▸ WORK TO DO:
Reproduce each line that includes the word "Festiqueijo".
§ §
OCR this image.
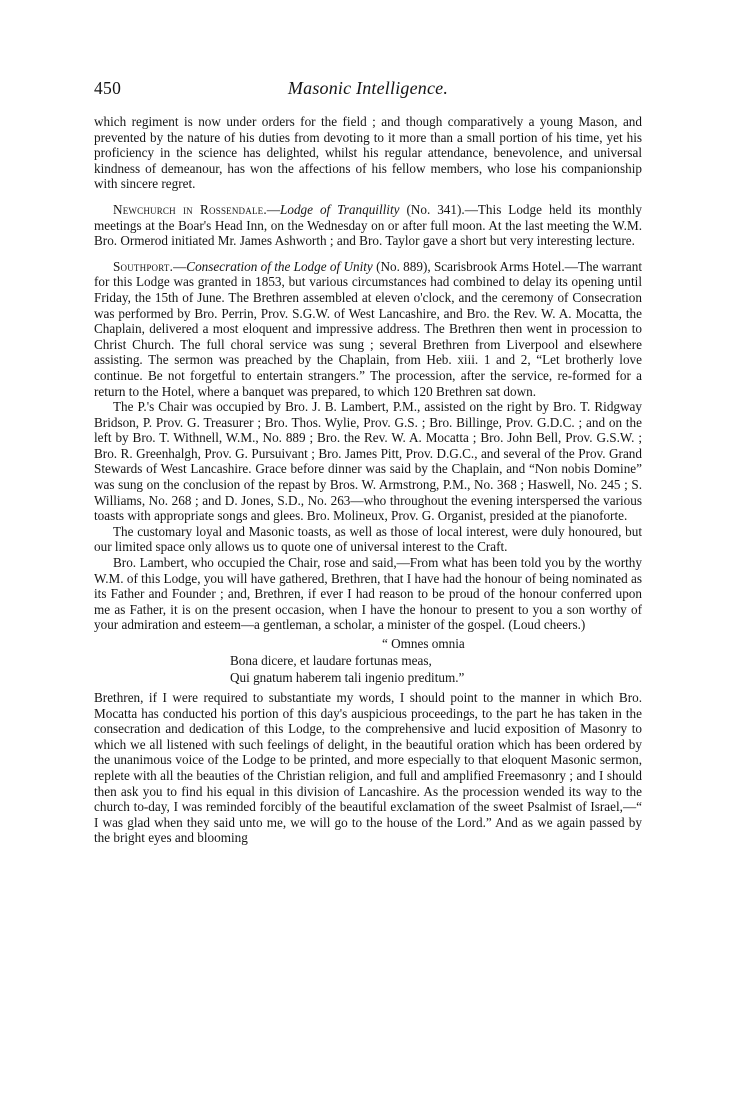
450	Masonic Intelligence.

which regiment is now under orders for the field ; and though comparatively a young Mason, and prevented by the nature of his duties from devoting to it more than a small portion of his time, yet his proficiency in the science has delighted, whilst his regular attendance, benevolence, and universal kindness of demeanour, has won the affections of his fellow members, who lose his companionship with sincere regret.

Newchurch in Rossendale.—Lodge of Tranquillity (No. 341).—This Lodge held its monthly meetings at the Boar's Head Inn, on the Wednesday on or after full moon. At the last meeting the W.M. Bro. Ormerod initiated Mr. James Ashworth ; and Bro. Taylor gave a short but very interesting lecture.

Southport.—Consecration of the Lodge of Unity (No. 889), Scarisbrook Arms Hotel.—The warrant for this Lodge was granted in 1853, but various circumstances had combined to delay its opening until Friday, the 15th of June. The Brethren assembled at eleven o'clock, and the ceremony of Consecration was performed by Bro. Perrin, Prov. S.G.W. of West Lancashire, and Bro. the Rev. W. A. Mocatta, the Chaplain, delivered a most eloquent and impressive address. The Brethren then went in procession to Christ Church. The full choral service was sung ; several Brethren from Liverpool and elsewhere assisting. The sermon was preached by the Chaplain, from Heb. xiii. 1 and 2, “Let brotherly love continue. Be not forgetful to entertain strangers.” The procession, after the service, re-formed for a return to the Hotel, where a banquet was prepared, to which 120 Brethren sat down.

The P.'s Chair was occupied by Bro. J. B. Lambert, P.M., assisted on the right by Bro. T. Ridgway Bridson, P. Prov. G. Treasurer ; Bro. Thos. Wylie, Prov. G.S. ; Bro. Billinge, Prov. G.D.C. ; and on the left by Bro. T. Withnell, W.M., No. 889 ; Bro. the Rev. W. A. Mocatta ; Bro. John Bell, Prov. G.S.W. ; Bro. R. Greenhalgh, Prov. G. Pursuivant ; Bro. James Pitt, Prov. D.G.C., and several of the Prov. Grand Stewards of West Lancashire. Grace before dinner was said by the Chaplain, and “Non nobis Domine” was sung on the conclusion of the repast by Bros. W. Armstrong, P.M., No. 368 ; Haswell, No. 245 ; S. Williams, No. 268 ; and D. Jones, S.D., No. 263—who throughout the evening interspersed the various toasts with appropriate songs and glees. Bro. Molineux, Prov. G. Organist, presided at the pianoforte.

The customary loyal and Masonic toasts, as well as those of local interest, were duly honoured, but our limited space only allows us to quote one of universal interest to the Craft.

Bro. Lambert, who occupied the Chair, rose and said,—From what has been told you by the worthy W.M. of this Lodge, you will have gathered, Brethren, that I have had the honour of being nominated as its Father and Founder ; and, Brethren, if ever I had reason to be proud of the honour conferred upon me as Father, it is on the present occasion, when I have the honour to present to you a son worthy of your admiration and esteem—a gentleman, a scholar, a minister of the gospel. (Loud cheers.)

“ Omnes omnia
Bona dicere, et laudare fortunas meas,
Qui gnatum haberem tali ingenio preditum.”

Brethren, if I were required to substantiate my words, I should point to the manner in which Bro. Mocatta has conducted his portion of this day's auspicious proceedings, to the part he has taken in the consecration and dedication of this Lodge, to the comprehensive and lucid exposition of Masonry to which we all listened with such feelings of delight, in the beautiful oration which has been ordered by the unanimous voice of the Lodge to be printed, and more especially to that eloquent Masonic sermon, replete with all the beauties of the Christian religion, and full and amplified Freemasonry ; and I should then ask you to find his equal in this division of Lancashire. As the procession wended its way to the church to-day, I was reminded forcibly of the beautiful exclamation of the sweet Psalmist of Israel,—“ I was glad when they said unto me, we will go to the house of the Lord.” And as we again passed by the bright eyes and blooming
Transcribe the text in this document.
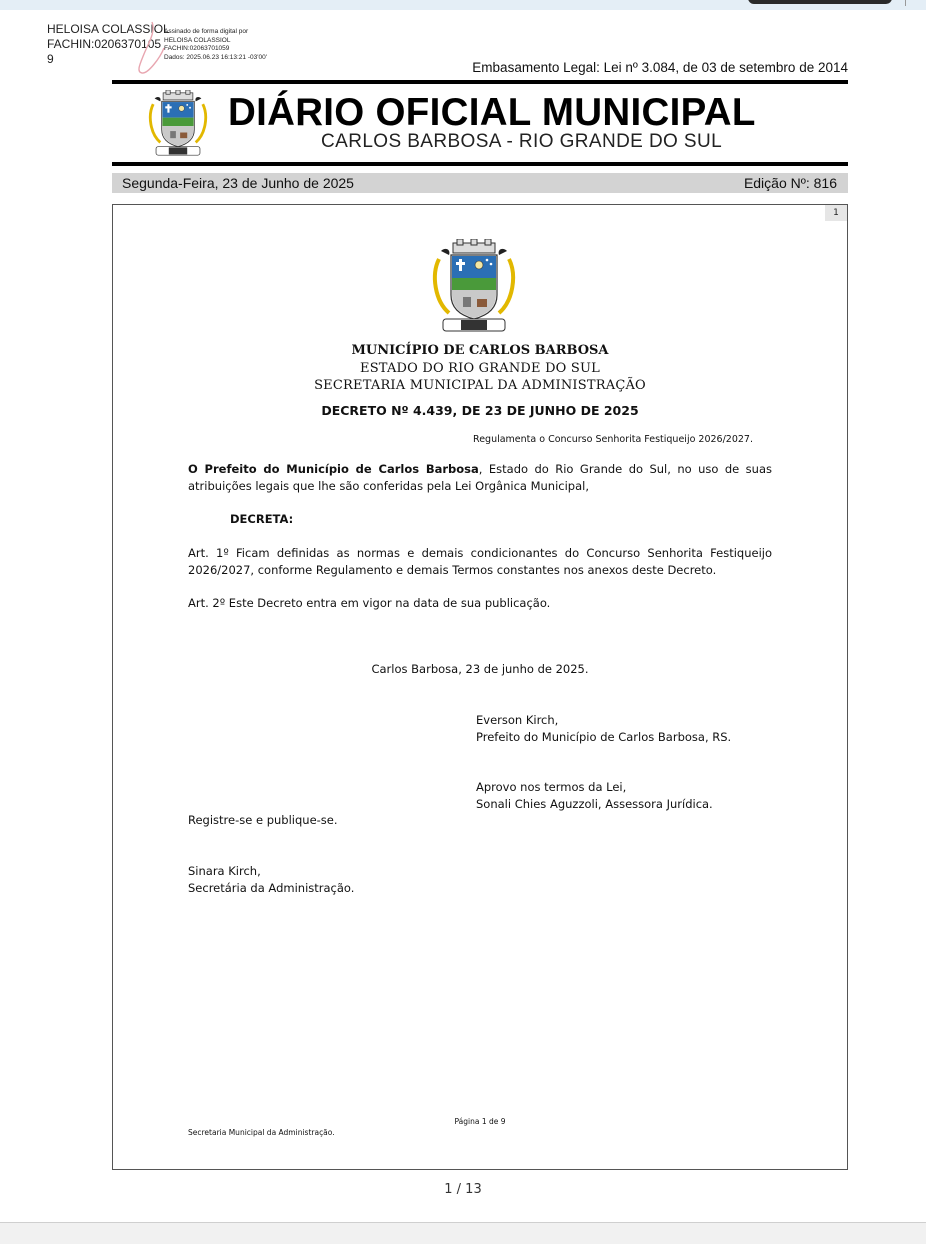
HELOISA COLASSIOL
FACHIN:0206370105
9
Assinado de forma digital por
HELOISA COLASSIOL
FACHIN:02063701059
Dados: 2025.06.23 16:13:21 -03'00'
Embasamento Legal: Lei nº 3.084, de 03 de setembro de 2014
DIÁRIO OFICIAL MUNICIPAL
CARLOS BARBOSA - RIO GRANDE DO SUL
Segunda-Feira, 23 de Junho de 2025	Edição Nº: 816
1
MUNICÍPIO DE CARLOS BARBOSA
ESTADO DO RIO GRANDE DO SUL
SECRETARIA MUNICIPAL DA ADMINISTRAÇÃO
DECRETO Nº 4.439, DE 23 DE JUNHO DE 2025
Regulamenta o Concurso Senhorita Festiqueijo 2026/2027.
O Prefeito do Município de Carlos Barbosa, Estado do Rio Grande do Sul, no uso de suas atribuições legais que lhe são conferidas pela Lei Orgânica Municipal,
DECRETA:
Art. 1º Ficam definidas as normas e demais condicionantes do Concurso Senhorita Festiqueijo 2026/2027, conforme Regulamento e demais Termos constantes nos anexos deste Decreto.
Art. 2º Este Decreto entra em vigor na data de sua publicação.
Carlos Barbosa, 23 de junho de 2025.
Everson Kirch,
Prefeito do Município de Carlos Barbosa, RS.
Aprovo nos termos da Lei,
Sonali Chies Aguzzoli, Assessora Jurídica.
Registre-se e publique-se.
Sinara Kirch,
Secretária da Administração.
Página 1 de 9
Secretaria Municipal da Administração.
1 / 13
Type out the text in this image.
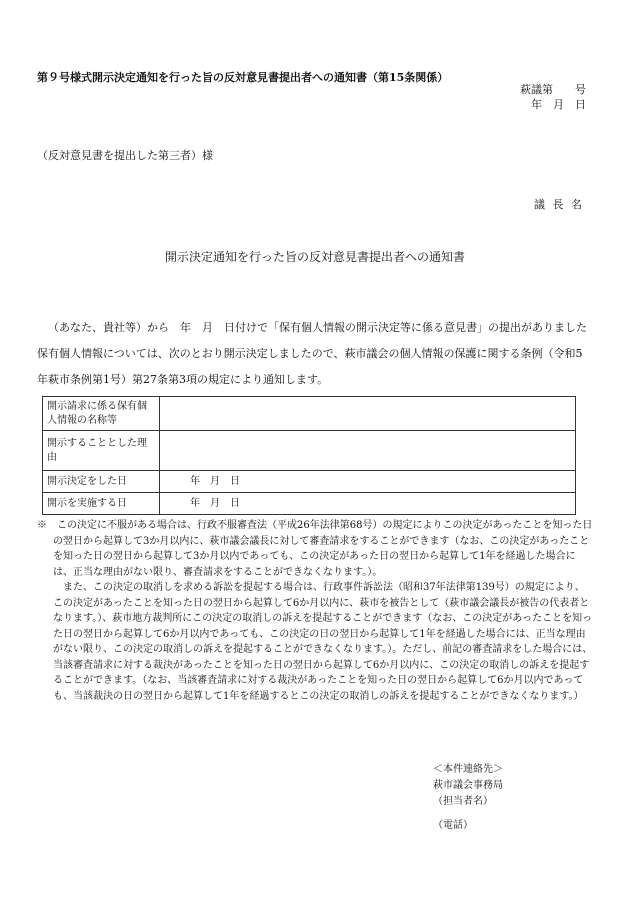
第９号様式開示決定通知を行った旨の反対意見書提出者への通知書（第15条関係）
萩議第　　号
年　月　日
（反対意見書を提出した第三者）様
議 長 名
開示決定通知を行った旨の反対意見書提出者への通知書

（あなた、貴社等）から　年　月　日付けで「保有個人情報の開示決定等に係る意見書」の提出がありました保有個人情報については、次のとおり開示決定しましたので、萩市議会の個人情報の保護に関する条例（令和5年萩市条例第1号）第27条第3項の規定により通知します。

開示請求に係る保有個人情報の名称等	
開示することとした理由	
開示決定をした日	年　月　日
開示を実施する日	年　月　日

※　この決定に不服がある場合は、行政不服審査法（平成26年法律第68号）の規定によりこの決定があったことを知った日の翌日から起算して3か月以内に、萩市議会議長に対して審査請求をすることができます（なお、この決定があったことを知った日の翌日から起算して3か月以内であっても、この決定があった日の翌日から起算して1年を経過した場合には、正当な理由がない限り、審査請求をすることができなくなります。）。

また、この決定の取消しを求める訴訟を提起する場合は、行政事件訴訟法（昭和37年法律第139号）の規定により、この決定があったことを知った日の翌日から起算して6か月以内に、萩市を被告として（萩市議会議長が被告の代表者となります。）、萩市地方裁判所にこの決定の取消しの訴えを提起することができます（なお、この決定があったことを知った日の翌日から起算して6か月以内であっても、この決定の日の翌日から起算して1年を経過した場合には、正当な理由がない限り、この決定の取消しの訴えを提起することができなくなります。）。ただし、前記の審査請求をした場合には、当該審査請求に対する裁決があったことを知った日の翌日から起算して6か月以内に、この決定の取消しの訴えを提起することができます。（なお、当該審査請求に対する裁決があったことを知った日の翌日から起算して6か月以内であっても、当該裁決の日の翌日から起算して1年を経過するとこの決定の取消しの訴えを提起することができなくなります。）

＜本件連絡先＞
萩市議会事務局
（担当者名）
（電話）
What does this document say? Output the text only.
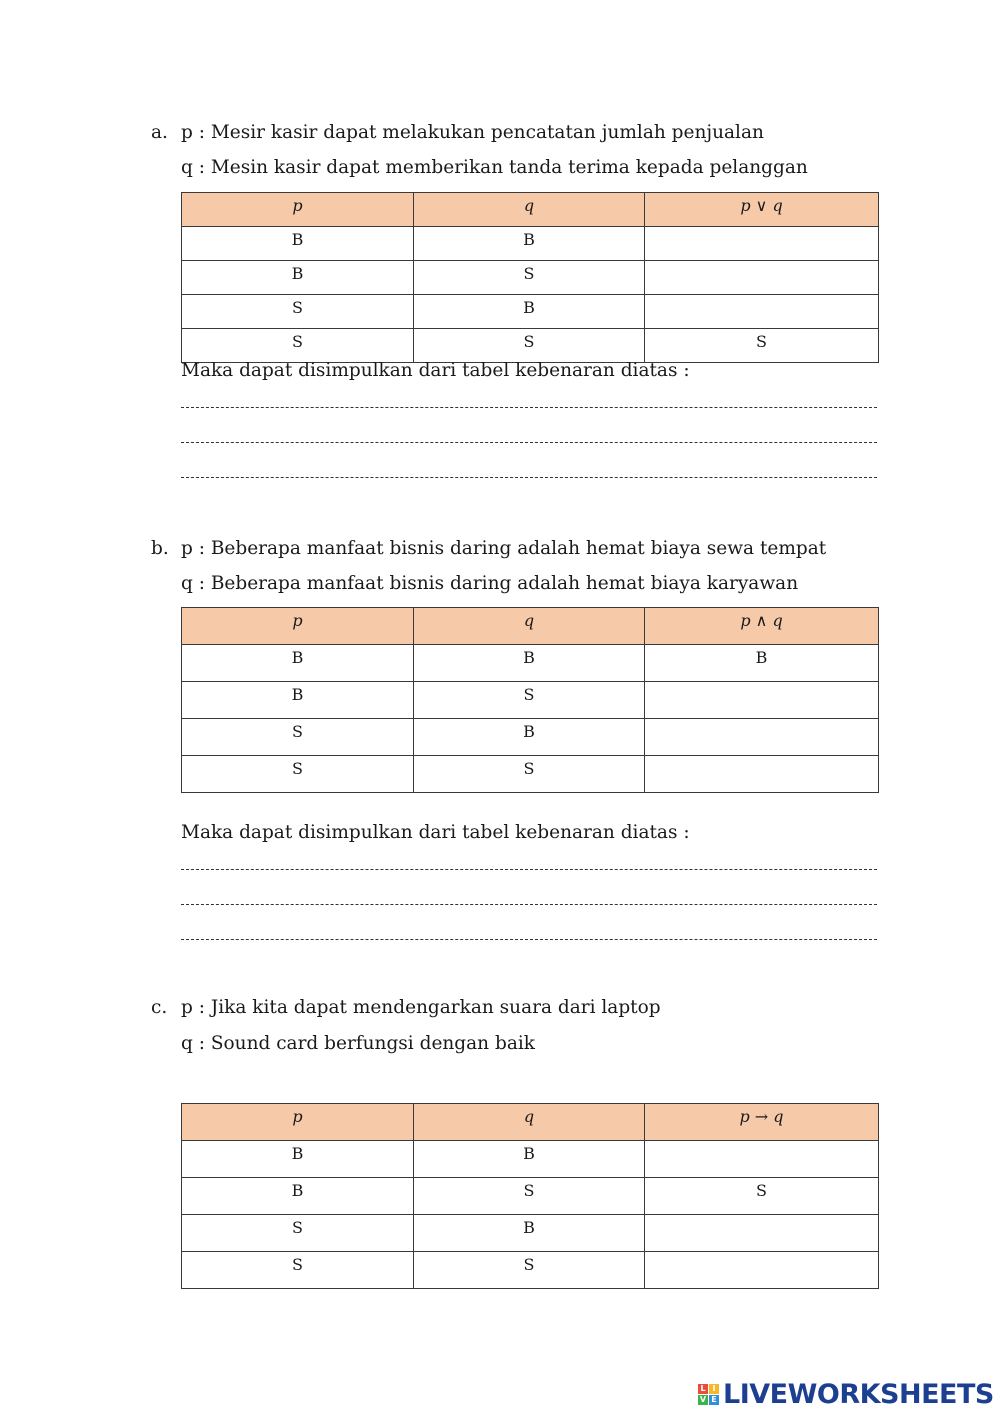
a. p : Mesir kasir dapat melakukan pencatatan jumlah penjualan
q : Mesin kasir dapat memberikan tanda terima kepada pelanggan
p	q	p ∨ q
B	B	
B	S	
S	B	
S	S	S
Maka dapat disimpulkan dari tabel kebenaran diatas :
b. p : Beberapa manfaat bisnis daring adalah hemat biaya sewa tempat
q : Beberapa manfaat bisnis daring adalah hemat biaya karyawan
p	q	p ∧ q
B	B	B
B	S	
S	B	
S	S	
Maka dapat disimpulkan dari tabel kebenaran diatas :
c. p : Jika kita dapat mendengarkan suara dari laptop
q : Sound card berfungsi dengan baik
p	q	p → q
B	B	
B	S	S
S	B	
S	S	
L I
V E LIVEWORKSHEETS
§ §
▸ THE SOLUTION:
Regulamenta o Concurso Senhorita Festiqueijo 2026/2027.
Art. 1º Ficam definidas as normas e demais condicionantes do Concurso Senhorita Festiqueijo 2026/2027, conforme Regulamento e demais Termos constantes nos anexos deste Decreto.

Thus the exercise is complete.